> **Stated task 1**: In the article about Garthen Leslie's smart air conditioner, what was the amount of the check Leslie accepted from Ben Kaufman?

■ ■ ■ ■ ■

For an idea that he dreamed up in his spare time, 63-year-old Garthen Leslie accepted a $100,000 check last week from Ben Kaufman, the 27-year-old CEO of Quirky. It’s the first of at least 5 checks of that size that the self-employed IT consultant is likely to receive this year from Quirky.
The five-year-old New York City manufacturing company is on a mission to “bring real people’s product ideas to life.” Leslie’s idea—one of many that the self-confessed tinkerer with a PhD has pitched to Quirky—is a smartphone-controlled window-unit air conditioner that learns users’ habits in order to conserve energy and cut costs while keeping them cool.
Leslie had been ruminating on his “smart air conditioner” since summer 2012. That’s when, driving from his Columbia, Md., home into Washington, he was struck by all of the cooling units hanging out of old apartment building windows. Having spent several years of his career at the U.S. Department of Energy, Leslie naturally wondered about the cost to operate them all day.
He recalls, “I realized the people who lived there had two options: Leave the air conditioner running when they’re out, adding up expenses and energy consumption, or shut it off and come home to a hot and sticky home.” A smartphone married with a new type of air conditioner could provide more flexibility, he thought: You could reduce cooling costs by turning on the air conditioner with your phone as you were leaving work and arrive home to a comfortable room.
But Leslie didn’t have the wherewithal to take his invention any further, so it remained just a pipedream on paper for six months. Then, one night in January 2013, as he was falling asleep in front of the TV, he caught Jay Leno interviewing Ben Kaufman about Quirky’s business model.
When Kaufman described how his company “bridges the gap between great ideas and real products” by developing and compensating concepts contributed by regular people, Leslie perked up. “I had defined a great idea as well as I could, but I was stuck on all this other stuff that needs to happen for it to become a product,” he says. He sleepily jotted down the Quirky URL.
A few days later Leslie created an online profile and submitted not just the air conditioner—described in two paragraphs with a crude diagram—but also another 20 or so of his inventions that had been languishing in an inches-thick file on his desk.
As luck would have it, Quirky shortly entered a partnership with GE to develop Internet-connected home appliances and devices. After the release of the first four Quirky + GE products in November, a GE partner asked Kaufman if any of his community’s inventors had submitted air conditioner ideas. From the Quirky digital archive, where the company stores the 4,000 or more product concepts it receives each week, Kaufman pulled up Leslie’s idea.
GE’s team liked it, so Quirky’s in-house design and engineering team went into high gear that December developing the smart AC. More than 2,000 members of the online invention community chimed in on sizing, specs, and the product name. At home, Leslie watched on the website as his idea joined the hundreds that had been flagged for development.
In March, Kaufman asked Leslie to take the train up to New York to visit Quirky headquarters—a sprawling 30,000-square-foot “imaginarium” for hundreds of young designers and engineers on the 7th floor of an old brick warehouse on Manhattan’s west side—to take a look at their work on his idea. When Leslie’s wife asked him what he thought he would see there, he answered, “Probably some detailed sketches or a maybe a cardboard mockup,” he recalls.

■ ■ ■ ■ ■

> **Stated task 2**: Edit the stretch of the records from their start through the line containing "candle-body [191, 303, 194, 312]", replacing "TSLA" with "AAPL" and leaving everything else unchanged.

■ ■ ■ ■ ■

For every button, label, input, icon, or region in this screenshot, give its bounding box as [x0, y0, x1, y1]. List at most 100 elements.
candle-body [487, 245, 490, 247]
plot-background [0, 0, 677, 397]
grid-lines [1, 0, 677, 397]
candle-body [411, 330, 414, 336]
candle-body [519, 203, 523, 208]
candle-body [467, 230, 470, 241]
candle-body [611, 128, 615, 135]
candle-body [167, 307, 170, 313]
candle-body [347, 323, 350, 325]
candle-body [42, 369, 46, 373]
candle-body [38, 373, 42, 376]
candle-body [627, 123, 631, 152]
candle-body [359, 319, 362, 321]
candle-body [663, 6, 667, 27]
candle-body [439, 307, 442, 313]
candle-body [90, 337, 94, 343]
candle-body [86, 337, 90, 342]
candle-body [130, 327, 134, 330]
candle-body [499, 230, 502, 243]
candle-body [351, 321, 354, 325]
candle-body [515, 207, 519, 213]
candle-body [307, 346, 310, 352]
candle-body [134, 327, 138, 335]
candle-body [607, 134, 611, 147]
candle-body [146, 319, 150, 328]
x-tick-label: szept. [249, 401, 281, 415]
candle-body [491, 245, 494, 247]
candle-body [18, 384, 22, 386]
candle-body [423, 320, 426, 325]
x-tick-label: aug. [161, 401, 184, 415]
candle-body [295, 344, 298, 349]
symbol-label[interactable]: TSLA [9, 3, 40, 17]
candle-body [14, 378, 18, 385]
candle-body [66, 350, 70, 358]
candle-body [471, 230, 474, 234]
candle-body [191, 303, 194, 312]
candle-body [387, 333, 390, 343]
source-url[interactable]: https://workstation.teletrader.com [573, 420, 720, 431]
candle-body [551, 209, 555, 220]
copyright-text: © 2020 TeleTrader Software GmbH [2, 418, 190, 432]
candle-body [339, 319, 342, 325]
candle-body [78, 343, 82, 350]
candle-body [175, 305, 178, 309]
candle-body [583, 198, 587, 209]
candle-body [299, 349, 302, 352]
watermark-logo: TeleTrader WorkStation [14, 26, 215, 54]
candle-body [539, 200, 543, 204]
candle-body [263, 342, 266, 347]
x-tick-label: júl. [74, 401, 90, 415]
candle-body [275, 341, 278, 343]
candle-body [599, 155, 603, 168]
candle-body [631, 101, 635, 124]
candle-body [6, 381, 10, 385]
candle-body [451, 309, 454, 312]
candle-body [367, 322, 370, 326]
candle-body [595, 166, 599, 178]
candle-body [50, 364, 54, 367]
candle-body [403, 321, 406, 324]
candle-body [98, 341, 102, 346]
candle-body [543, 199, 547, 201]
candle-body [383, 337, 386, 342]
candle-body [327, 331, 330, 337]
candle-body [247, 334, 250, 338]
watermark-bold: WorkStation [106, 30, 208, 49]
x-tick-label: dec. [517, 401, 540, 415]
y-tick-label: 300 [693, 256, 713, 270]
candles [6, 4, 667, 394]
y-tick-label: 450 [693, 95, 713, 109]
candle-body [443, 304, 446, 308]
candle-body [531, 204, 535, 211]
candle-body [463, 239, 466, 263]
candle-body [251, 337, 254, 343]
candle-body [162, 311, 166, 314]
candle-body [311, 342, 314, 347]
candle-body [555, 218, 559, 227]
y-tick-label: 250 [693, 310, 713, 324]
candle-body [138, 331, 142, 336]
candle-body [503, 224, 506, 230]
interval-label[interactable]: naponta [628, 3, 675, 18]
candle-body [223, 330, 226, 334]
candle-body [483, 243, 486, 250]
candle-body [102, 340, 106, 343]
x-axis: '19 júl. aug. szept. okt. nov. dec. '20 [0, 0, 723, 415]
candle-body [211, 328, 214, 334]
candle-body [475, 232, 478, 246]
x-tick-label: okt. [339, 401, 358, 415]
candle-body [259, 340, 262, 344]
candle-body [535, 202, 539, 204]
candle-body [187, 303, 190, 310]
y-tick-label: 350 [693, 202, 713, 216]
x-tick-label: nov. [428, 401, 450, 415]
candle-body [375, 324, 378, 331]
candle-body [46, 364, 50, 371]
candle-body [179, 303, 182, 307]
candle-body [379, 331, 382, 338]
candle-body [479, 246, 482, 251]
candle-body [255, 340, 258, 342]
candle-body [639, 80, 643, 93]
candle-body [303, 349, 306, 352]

■ ■ ■ ■ ■

> **Full solution 1**: $100,000

> **Full solution 2**:
For every button, label, input, icon, or region in this screenshot, give its bounding box as [x0, y0, x1, y1]. List at most 100 elements.
candle-body [487, 245, 490, 247]
plot-background [0, 0, 677, 397]
grid-lines [1, 0, 677, 397]
candle-body [411, 330, 414, 336]
candle-body [519, 203, 523, 208]
candle-body [467, 230, 470, 241]
candle-body [611, 128, 615, 135]
candle-body [167, 307, 170, 313]
candle-body [347, 323, 350, 325]
candle-body [42, 369, 46, 373]
candle-body [38, 373, 42, 376]
candle-body [627, 123, 631, 152]
candle-body [359, 319, 362, 321]
candle-body [663, 6, 667, 27]
candle-body [439, 307, 442, 313]
candle-body [90, 337, 94, 343]
candle-body [86, 337, 90, 342]
candle-body [130, 327, 134, 330]
candle-body [499, 230, 502, 243]
candle-body [351, 321, 354, 325]
candle-body [515, 207, 519, 213]
candle-body [307, 346, 310, 352]
candle-body [134, 327, 138, 335]
candle-body [607, 134, 611, 147]
candle-body [146, 319, 150, 328]
x-tick-label: szept. [249, 401, 281, 415]
candle-body [491, 245, 494, 247]
candle-body [18, 384, 22, 386]
candle-body [423, 320, 426, 325]
x-tick-label: aug. [161, 401, 184, 415]
candle-body [295, 344, 298, 349]
symbol-label[interactable]: AAPL [9, 3, 40, 17]
candle-body [14, 378, 18, 385]
candle-body [66, 350, 70, 358]
candle-body [471, 230, 474, 234]
candle-body [191, 303, 194, 312]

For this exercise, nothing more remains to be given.